### Tasks to carry out
- 1) Reproduce word for word the part of the variant calling documentation starting at "Finally, we use" and ending at "detected variants (indexed)".
- 2) Resume the variant calling documentation after its last line and carry it on.

### Document section
········

Once alignments have been softmasked, sorted and indexed (again), they are used for variant calling. This is where the two workflows actually differ.

For the medaka workflow, we use the following commands on the $SAMPLE.primertrimmed.rg.sorted.bam alignment:

  • medaka consensus
  • medaka variant or snps (if pipeline has been told not to detect INDELS via --no-indels)
  • medaka tools annotate (if --no-longshot has been selected)
  • longshot (if --no-longshot not selected)

And for the nanopolish workflow we use the following command on the $SAMPLE.trimmed.rg.sorted.bam alignment:

For both workflows, the variant calling steps are run for each read group in turn. We then merge variants reported per read group into a single file using the artic_vcf_merge module.

Note: we use the $SAMPLE.trimmed.rg.sorted.bam alignment for the nanopolish workflow as nanopolish requires some leading sequence to make variant calls; we use the primer sequence for this purpose in order to call variants at the start of amplicons.

Opionally, we can check the merged variant file against the primer scheme. This will allow us to detect variants called in primer and amplicon overlap regions.

Finally, we use the artic_vcf_filter module to filter the merged variant file through a set of workflow specific checks and assign all variants as either PASS or FAIL. The final PASS file is subsequently indexed ready for the next stage.

stage output

file name description
$SAMPLE.$READGROUP.vcf the raw variants detected (one file per primer pool)
$SAMPLE.merged.vcf the raw variants detected merged into one file
$SAMPLE.vcfreport.txt a report evaluating reported variants against the primer scheme
$SAMPLE.fail.vcf variants deemed too low quality
$SAMPLE.pass.vcf.gz detected variants (indexed)

········

(Annotated region listings)
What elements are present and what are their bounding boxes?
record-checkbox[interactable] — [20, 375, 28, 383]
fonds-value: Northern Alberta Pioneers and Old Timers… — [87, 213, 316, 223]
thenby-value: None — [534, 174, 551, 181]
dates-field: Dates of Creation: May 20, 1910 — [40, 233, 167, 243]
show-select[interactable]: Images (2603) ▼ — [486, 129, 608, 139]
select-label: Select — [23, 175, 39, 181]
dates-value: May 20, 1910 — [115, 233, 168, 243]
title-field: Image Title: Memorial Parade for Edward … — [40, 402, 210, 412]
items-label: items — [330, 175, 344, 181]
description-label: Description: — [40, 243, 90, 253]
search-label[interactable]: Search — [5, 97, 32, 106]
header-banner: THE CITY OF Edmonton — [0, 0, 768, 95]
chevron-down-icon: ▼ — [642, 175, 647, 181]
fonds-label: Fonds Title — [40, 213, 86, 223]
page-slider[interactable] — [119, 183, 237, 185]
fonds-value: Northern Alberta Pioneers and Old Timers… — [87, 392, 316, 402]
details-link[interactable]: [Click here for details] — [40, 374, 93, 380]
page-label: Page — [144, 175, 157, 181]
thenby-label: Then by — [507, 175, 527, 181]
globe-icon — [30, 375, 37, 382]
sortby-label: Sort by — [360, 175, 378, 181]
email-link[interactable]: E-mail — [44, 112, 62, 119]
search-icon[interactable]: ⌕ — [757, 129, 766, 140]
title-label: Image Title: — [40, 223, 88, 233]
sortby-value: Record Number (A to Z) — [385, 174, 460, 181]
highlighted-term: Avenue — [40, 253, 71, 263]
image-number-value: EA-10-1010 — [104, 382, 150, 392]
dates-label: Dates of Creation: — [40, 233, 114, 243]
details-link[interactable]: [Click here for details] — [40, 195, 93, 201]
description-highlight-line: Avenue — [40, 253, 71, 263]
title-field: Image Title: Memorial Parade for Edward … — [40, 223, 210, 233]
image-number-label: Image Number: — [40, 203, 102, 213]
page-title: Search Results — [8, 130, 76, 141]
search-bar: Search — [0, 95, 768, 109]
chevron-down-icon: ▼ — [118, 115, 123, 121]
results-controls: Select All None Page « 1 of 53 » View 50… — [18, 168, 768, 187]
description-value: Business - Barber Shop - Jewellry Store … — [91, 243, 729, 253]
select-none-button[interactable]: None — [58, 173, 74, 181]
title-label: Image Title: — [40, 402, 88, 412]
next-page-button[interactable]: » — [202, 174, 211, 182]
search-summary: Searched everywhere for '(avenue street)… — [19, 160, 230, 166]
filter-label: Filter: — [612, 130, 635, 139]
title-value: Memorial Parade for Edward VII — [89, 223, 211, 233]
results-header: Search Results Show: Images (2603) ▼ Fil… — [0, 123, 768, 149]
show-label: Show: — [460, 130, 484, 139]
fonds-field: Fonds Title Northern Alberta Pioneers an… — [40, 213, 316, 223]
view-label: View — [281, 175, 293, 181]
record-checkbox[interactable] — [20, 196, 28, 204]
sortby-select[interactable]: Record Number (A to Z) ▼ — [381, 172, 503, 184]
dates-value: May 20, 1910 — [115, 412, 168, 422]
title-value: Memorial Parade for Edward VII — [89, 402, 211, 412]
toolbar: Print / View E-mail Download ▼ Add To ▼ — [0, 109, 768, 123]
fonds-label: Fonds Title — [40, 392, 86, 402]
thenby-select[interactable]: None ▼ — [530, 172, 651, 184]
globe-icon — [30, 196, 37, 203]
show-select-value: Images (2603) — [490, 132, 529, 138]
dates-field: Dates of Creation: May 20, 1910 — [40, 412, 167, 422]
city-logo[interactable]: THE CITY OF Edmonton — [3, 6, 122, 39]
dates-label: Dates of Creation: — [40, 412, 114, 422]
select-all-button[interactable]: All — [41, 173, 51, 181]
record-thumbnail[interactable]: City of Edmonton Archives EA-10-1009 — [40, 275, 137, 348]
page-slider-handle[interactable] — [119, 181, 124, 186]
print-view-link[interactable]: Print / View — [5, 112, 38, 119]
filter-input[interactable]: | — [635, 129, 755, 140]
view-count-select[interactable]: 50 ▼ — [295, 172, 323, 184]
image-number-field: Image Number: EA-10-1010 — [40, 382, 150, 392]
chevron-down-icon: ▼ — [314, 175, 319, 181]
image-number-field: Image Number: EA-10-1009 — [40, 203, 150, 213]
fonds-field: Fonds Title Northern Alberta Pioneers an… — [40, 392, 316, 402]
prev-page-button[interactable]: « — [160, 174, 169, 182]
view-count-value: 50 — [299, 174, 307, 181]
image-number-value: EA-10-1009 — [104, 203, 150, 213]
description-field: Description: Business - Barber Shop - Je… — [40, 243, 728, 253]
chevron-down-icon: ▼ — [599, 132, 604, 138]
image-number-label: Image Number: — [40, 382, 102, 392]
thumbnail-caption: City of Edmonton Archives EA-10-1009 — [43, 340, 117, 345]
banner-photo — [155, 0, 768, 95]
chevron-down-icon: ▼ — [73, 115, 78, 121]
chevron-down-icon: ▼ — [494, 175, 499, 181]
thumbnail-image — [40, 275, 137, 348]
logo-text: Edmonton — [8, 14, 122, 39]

········

### The answers
- 1)
Finally, we use the artic_vcf_filter module to filter the merged variant file through a set of workflow specific checks and assign all variants as either PASS or FAIL. The final PASS file is subsequently indexed ready for the next stage.

stage output

file name description
$SAMPLE.$READGROUP.vcf the raw variants detected (one file per primer pool)
$SAMPLE.merged.vcf the raw variants detected merged into one file
$SAMPLE.vcfreport.txt a report evaluating reported variants against the primer scheme
$SAMPLE.fail.vcf variants deemed too low quality
$SAMPLE.pass.vcf.gz detected variants (indexed)

- 2)
Consensus building

Prior to building a consensus, we use the post-processed alignment from the previous step to check each position of the reference sequence for sample coverage. Any poition that is not covered by at least 20 reads from either read group are marked as low coverage. We use the artic_make_depth_mask module for this, which produces coverage information for each read group and also produces a coverage mask to tell us which coordinates in the reference sequence failed the coverage threshold.

Next, to build a consensus sequence for a sample, we require a pre-consensus sequence based on the input reference sequence. The preconsensus has low quality sites masked out with N's using the coverage mask and the $SAMPLE.fail.vcf file. We then use bcftools consensus to combine the preconsensus with the $SAMPLE.pass.vcf variants to produce a consensus sequence for the sample. The consensus sequence has the artic workflow written to its header.

Finally, the consensus sequence is aligned against the reference sequence using muscle.

stage output

file name description
$SAMPLE.*_mqc.json stats files which MultiQC can use to make a report
$SAMPLE.consensus.fasta the consensus sequence for the input sample
$SAMPLE.muscle.out.fasta an alignment of the consensus sequence against the reference sequence

Summary of pipeline modules

module function
align_trim alignment post processing (amplicon assignment, softmasking, normalisation)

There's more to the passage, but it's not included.